(Collected data)

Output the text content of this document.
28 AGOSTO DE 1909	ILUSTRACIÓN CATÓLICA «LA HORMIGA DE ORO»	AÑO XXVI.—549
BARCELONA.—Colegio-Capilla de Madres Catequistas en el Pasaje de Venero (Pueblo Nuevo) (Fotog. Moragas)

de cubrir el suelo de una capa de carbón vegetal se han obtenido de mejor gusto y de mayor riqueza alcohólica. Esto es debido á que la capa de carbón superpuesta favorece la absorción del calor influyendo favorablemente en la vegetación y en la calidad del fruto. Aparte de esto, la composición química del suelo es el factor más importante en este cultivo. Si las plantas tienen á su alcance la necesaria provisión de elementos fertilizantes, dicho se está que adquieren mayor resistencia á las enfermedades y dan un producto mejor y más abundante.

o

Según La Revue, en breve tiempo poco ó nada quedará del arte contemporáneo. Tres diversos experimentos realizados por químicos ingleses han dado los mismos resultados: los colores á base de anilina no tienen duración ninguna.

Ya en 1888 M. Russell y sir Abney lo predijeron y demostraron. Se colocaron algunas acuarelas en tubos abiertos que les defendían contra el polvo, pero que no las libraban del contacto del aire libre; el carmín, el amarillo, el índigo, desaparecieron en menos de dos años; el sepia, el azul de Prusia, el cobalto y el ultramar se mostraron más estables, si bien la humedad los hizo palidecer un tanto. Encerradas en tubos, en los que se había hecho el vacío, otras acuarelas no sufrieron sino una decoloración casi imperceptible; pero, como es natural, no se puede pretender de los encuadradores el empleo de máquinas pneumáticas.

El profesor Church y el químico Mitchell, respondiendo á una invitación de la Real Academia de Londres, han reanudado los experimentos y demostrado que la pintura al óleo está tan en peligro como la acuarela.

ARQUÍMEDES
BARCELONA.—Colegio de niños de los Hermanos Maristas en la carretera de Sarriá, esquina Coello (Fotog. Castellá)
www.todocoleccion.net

● Exercise brief
Return every record above exactly as it appears.

● Solution to the problem
Output the text content of this document.
28 AGOSTO DE 1909	ILUSTRACIÓN CATÓLICA «LA HORMIGA DE ORO»	AÑO XXVI.—549
BARCELONA.—Colegio-Capilla de Madres Catequistas en el Pasaje de Venero (Pueblo Nuevo) (Fotog. Moragas)

de cubrir el suelo de una capa de carbón vegetal se han obtenido de mejor gusto y de mayor riqueza alcohólica. Esto es debido á que la capa de carbón superpuesta favorece la absorción del calor influyendo favorablemente en la vegetación y en la calidad del fruto. Aparte de esto, la composición química del suelo es el factor más importante en este cultivo. Si las plantas tienen á su alcance la necesaria provisión de elementos fertilizantes, dicho se está que adquieren mayor resistencia á las enfermedades y dan un producto mejor y más abundante.

o

Según La Revue, en breve tiempo poco ó nada quedará del arte contemporáneo. Tres diversos experimentos realizados por químicos ingleses han dado los mismos resultados: los colores á base de anilina no tienen duración ninguna.

Ya en 1888 M. Russell y sir Abney lo predijeron y demostraron. Se colocaron algunas acuarelas en tubos abiertos que les defendían contra el polvo, pero que no las libraban del contacto del aire libre; el carmín, el amarillo, el índigo, desaparecieron en menos de dos años; el sepia, el azul de Prusia, el cobalto y el ultramar se mostraron más estables, si bien la humedad los hizo palidecer un tanto. Encerradas en tubos, en los que se había hecho el vacío, otras acuarelas no sufrieron sino una decoloración casi imperceptible; pero, como es natural, no se puede pretender de los encuadradores el empleo de máquinas pneumáticas.

El profesor Church y el químico Mitchell, respondiendo á una invitación de la Real Academia de Londres, han reanudado los experimentos y demostrado que la pintura al óleo está tan en peligro como la acuarela.

ARQUÍMEDES
BARCELONA.—Colegio de niños de los Hermanos Maristas en la carretera de Sarriá, esquina Coello (Fotog. Castellá)
www.todocoleccion.net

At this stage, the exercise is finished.